>>>>

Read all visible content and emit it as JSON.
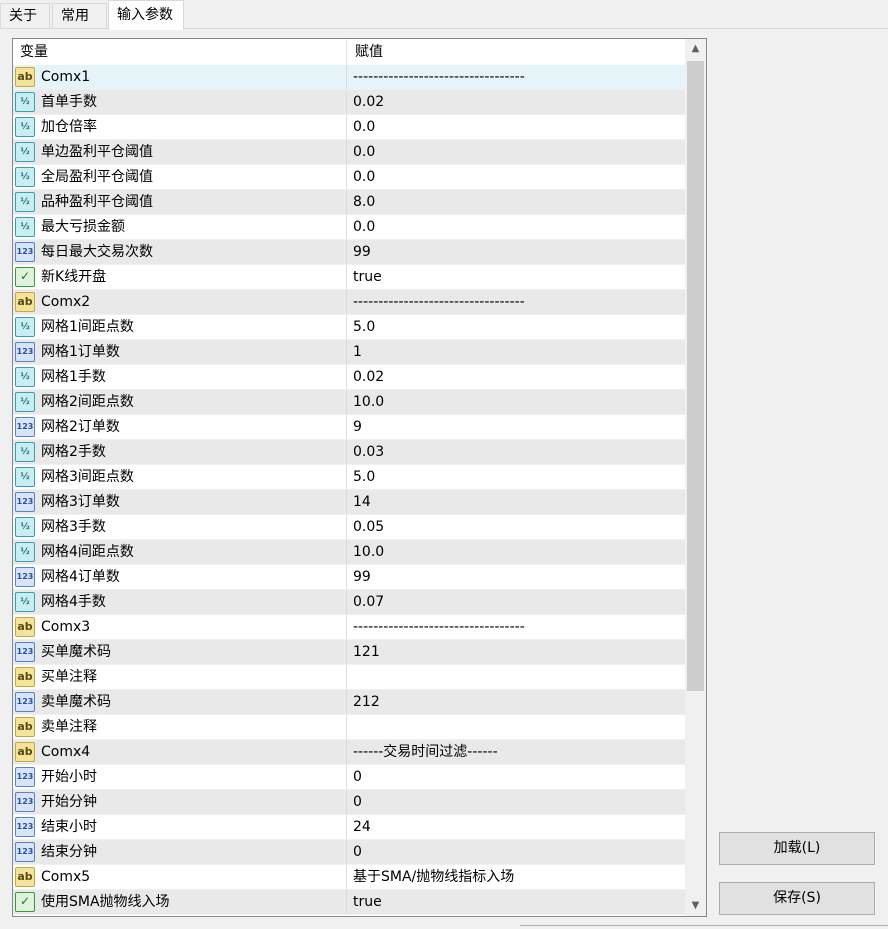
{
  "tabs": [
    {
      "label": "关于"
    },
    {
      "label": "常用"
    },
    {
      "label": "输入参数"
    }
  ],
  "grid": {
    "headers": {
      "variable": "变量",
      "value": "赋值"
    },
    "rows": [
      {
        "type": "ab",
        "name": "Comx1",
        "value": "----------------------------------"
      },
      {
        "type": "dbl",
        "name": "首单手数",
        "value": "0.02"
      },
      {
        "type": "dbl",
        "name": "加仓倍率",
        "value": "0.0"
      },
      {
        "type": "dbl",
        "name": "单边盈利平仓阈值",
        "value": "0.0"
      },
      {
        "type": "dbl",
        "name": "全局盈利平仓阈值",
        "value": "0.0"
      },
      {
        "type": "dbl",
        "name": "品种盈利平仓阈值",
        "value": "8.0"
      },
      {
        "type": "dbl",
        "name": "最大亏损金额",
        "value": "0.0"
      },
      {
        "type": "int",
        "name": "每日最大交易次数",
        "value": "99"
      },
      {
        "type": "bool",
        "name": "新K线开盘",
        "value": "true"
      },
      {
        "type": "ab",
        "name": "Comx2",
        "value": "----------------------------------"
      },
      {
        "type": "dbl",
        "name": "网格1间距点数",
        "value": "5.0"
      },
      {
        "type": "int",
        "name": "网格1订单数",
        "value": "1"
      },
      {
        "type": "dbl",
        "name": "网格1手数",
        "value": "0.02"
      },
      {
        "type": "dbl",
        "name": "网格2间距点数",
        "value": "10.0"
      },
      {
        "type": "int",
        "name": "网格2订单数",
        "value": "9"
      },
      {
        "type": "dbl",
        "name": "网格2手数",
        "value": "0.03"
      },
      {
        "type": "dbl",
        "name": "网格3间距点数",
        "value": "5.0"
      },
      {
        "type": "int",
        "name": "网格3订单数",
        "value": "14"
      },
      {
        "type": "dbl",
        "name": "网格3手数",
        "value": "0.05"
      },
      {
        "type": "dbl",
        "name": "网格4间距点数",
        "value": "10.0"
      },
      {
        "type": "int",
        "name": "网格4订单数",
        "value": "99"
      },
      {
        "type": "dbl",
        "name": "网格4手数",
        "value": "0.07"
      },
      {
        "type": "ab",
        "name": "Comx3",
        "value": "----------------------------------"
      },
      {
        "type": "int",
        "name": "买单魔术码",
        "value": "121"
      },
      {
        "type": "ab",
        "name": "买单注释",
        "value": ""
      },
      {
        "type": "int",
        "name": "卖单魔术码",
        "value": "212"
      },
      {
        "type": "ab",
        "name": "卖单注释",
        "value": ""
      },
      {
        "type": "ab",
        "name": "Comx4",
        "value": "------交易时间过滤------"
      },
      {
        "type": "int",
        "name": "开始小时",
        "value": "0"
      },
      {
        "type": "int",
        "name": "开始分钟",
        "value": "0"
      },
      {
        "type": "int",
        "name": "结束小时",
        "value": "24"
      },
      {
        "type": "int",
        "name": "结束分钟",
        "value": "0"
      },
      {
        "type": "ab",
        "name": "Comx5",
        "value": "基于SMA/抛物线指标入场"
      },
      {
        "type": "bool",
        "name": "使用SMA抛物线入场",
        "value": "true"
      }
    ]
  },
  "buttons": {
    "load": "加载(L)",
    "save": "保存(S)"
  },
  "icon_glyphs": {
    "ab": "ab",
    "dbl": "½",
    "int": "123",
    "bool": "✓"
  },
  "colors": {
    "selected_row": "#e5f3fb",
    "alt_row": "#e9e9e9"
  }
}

<<<<

Task goal
Write the entries above out again exactly, but not the pictures.

Expected answer
Read all visible content and emit it as JSON.
{
  "tabs": [
    {
      "label": "关于"
    },
    {
      "label": "常用"
    },
    {
      "label": "输入参数"
    }
  ],
  "grid": {
    "headers": {
      "variable": "变量",
      "value": "赋值"
    },
    "rows": [
      {
        "type": "ab",
        "name": "Comx1",
        "value": "----------------------------------"
      },
      {
        "type": "dbl",
        "name": "首单手数",
        "value": "0.02"
      },
      {
        "type": "dbl",
        "name": "加仓倍率",
        "value": "0.0"
      },
      {
        "type": "dbl",
        "name": "单边盈利平仓阈值",
        "value": "0.0"
      },
      {
        "type": "dbl",
        "name": "全局盈利平仓阈值",
        "value": "0.0"
      },
      {
        "type": "dbl",
        "name": "品种盈利平仓阈值",
        "value": "8.0"
      },
      {
        "type": "dbl",
        "name": "最大亏损金额",
        "value": "0.0"
      },
      {
        "type": "int",
        "name": "每日最大交易次数",
        "value": "99"
      },
      {
        "type": "bool",
        "name": "新K线开盘",
        "value": "true"
      },
      {
        "type": "ab",
        "name": "Comx2",
        "value": "----------------------------------"
      },
      {
        "type": "dbl",
        "name": "网格1间距点数",
        "value": "5.0"
      },
      {
        "type": "int",
        "name": "网格1订单数",
        "value": "1"
      },
      {
        "type": "dbl",
        "name": "网格1手数",
        "value": "0.02"
      },
      {
        "type": "dbl",
        "name": "网格2间距点数",
        "value": "10.0"
      },
      {
        "type": "int",
        "name": "网格2订单数",
        "value": "9"
      },
      {
        "type": "dbl",
        "name": "网格2手数",
        "value": "0.03"
      },
      {
        "type": "dbl",
        "name": "网格3间距点数",
        "value": "5.0"
      },
      {
        "type": "int",
        "name": "网格3订单数",
        "value": "14"
      },
      {
        "type": "dbl",
        "name": "网格3手数",
        "value": "0.05"
      },
      {
        "type": "dbl",
        "name": "网格4间距点数",
        "value": "10.0"
      },
      {
        "type": "int",
        "name": "网格4订单数",
        "value": "99"
      },
      {
        "type": "dbl",
        "name": "网格4手数",
        "value": "0.07"
      },
      {
        "type": "ab",
        "name": "Comx3",
        "value": "----------------------------------"
      },
      {
        "type": "int",
        "name": "买单魔术码",
        "value": "121"
      },
      {
        "type": "ab",
        "name": "买单注释",
        "value": ""
      },
      {
        "type": "int",
        "name": "卖单魔术码",
        "value": "212"
      },
      {
        "type": "ab",
        "name": "卖单注释",
        "value": ""
      },
      {
        "type": "ab",
        "name": "Comx4",
        "value": "------交易时间过滤------"
      },
      {
        "type": "int",
        "name": "开始小时",
        "value": "0"
      },
      {
        "type": "int",
        "name": "开始分钟",
        "value": "0"
      },
      {
        "type": "int",
        "name": "结束小时",
        "value": "24"
      },
      {
        "type": "int",
        "name": "结束分钟",
        "value": "0"
      },
      {
        "type": "ab",
        "name": "Comx5",
        "value": "基于SMA/抛物线指标入场"
      },
      {
        "type": "bool",
        "name": "使用SMA抛物线入场",
        "value": "true"
      }
    ]
  },
  "buttons": {
    "load": "加载(L)",
    "save": "保存(S)"
  },
  "icon_glyphs": {
    "ab": "ab",
    "dbl": "½",
    "int": "123",
    "bool": "✓"
  },
  "colors": {
    "selected_row": "#e5f3fb",
    "alt_row": "#e9e9e9"
  }
}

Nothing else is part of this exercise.